#### Task brief:
Repeat the full listing below verbatim and keep the images out.

#### Data supplied:

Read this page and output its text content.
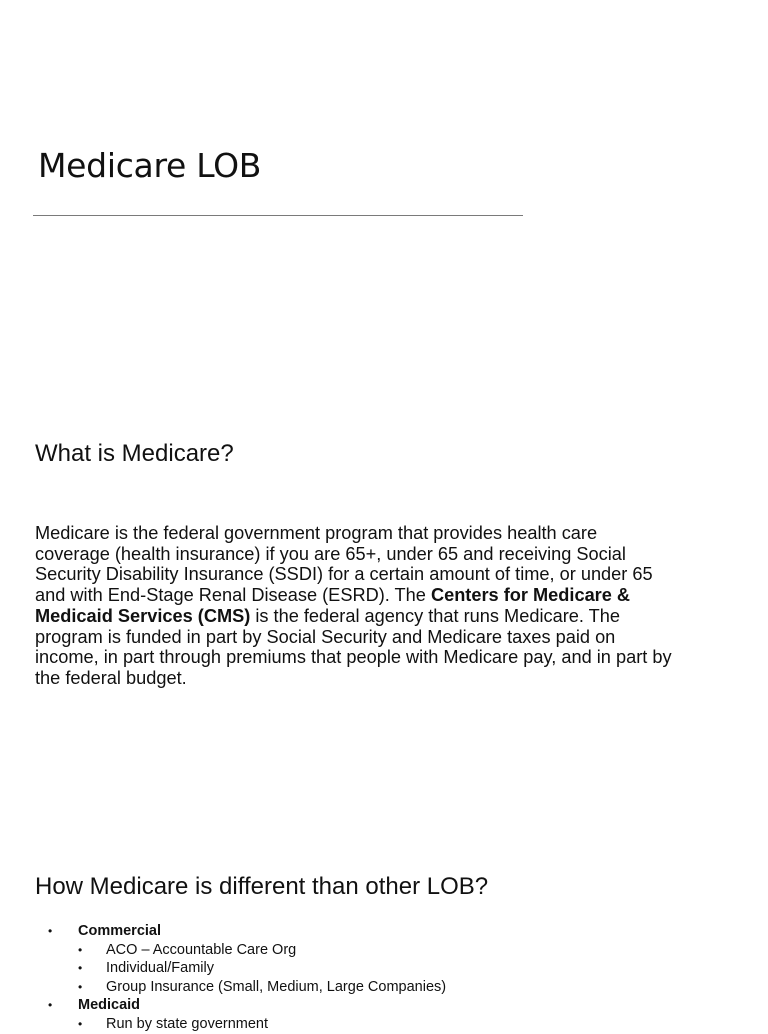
Medicare LOB
What is Medicare?

Medicare is the federal government program that provides health care coverage (health insurance) if you are 65+, under 65 and receiving Social Security Disability Insurance (SSDI) for a certain amount of time, or under 65 and with End-Stage Renal Disease (ESRD). The Centers for Medicare & Medicaid Services (CMS) is the federal agency that runs Medicare. The program is funded in part by Social Security and Medicare taxes paid on income, in part through premiums that people with Medicare pay, and in part by the federal budget.

How Medicare is different than other LOB?
• Commercial
• ACO – Accountable Care Org
• Individual/Family
• Group Insurance (Small, Medium, Large Companies)
• Medicaid
• Run by state government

#### Task response:
Read this page and output its text content.
Medicare LOB
What is Medicare?

Medicare is the federal government program that provides health care coverage (health insurance) if you are 65+, under 65 and receiving Social Security Disability Insurance (SSDI) for a certain amount of time, or under 65 and with End-Stage Renal Disease (ESRD). The Centers for Medicare & Medicaid Services (CMS) is the federal agency that runs Medicare. The program is funded in part by Social Security and Medicare taxes paid on income, in part through premiums that people with Medicare pay, and in part by the federal budget.

How Medicare is different than other LOB?
• Commercial
• ACO – Accountable Care Org
• Individual/Family
• Group Insurance (Small, Medium, Large Companies)
• Medicaid
• Run by state government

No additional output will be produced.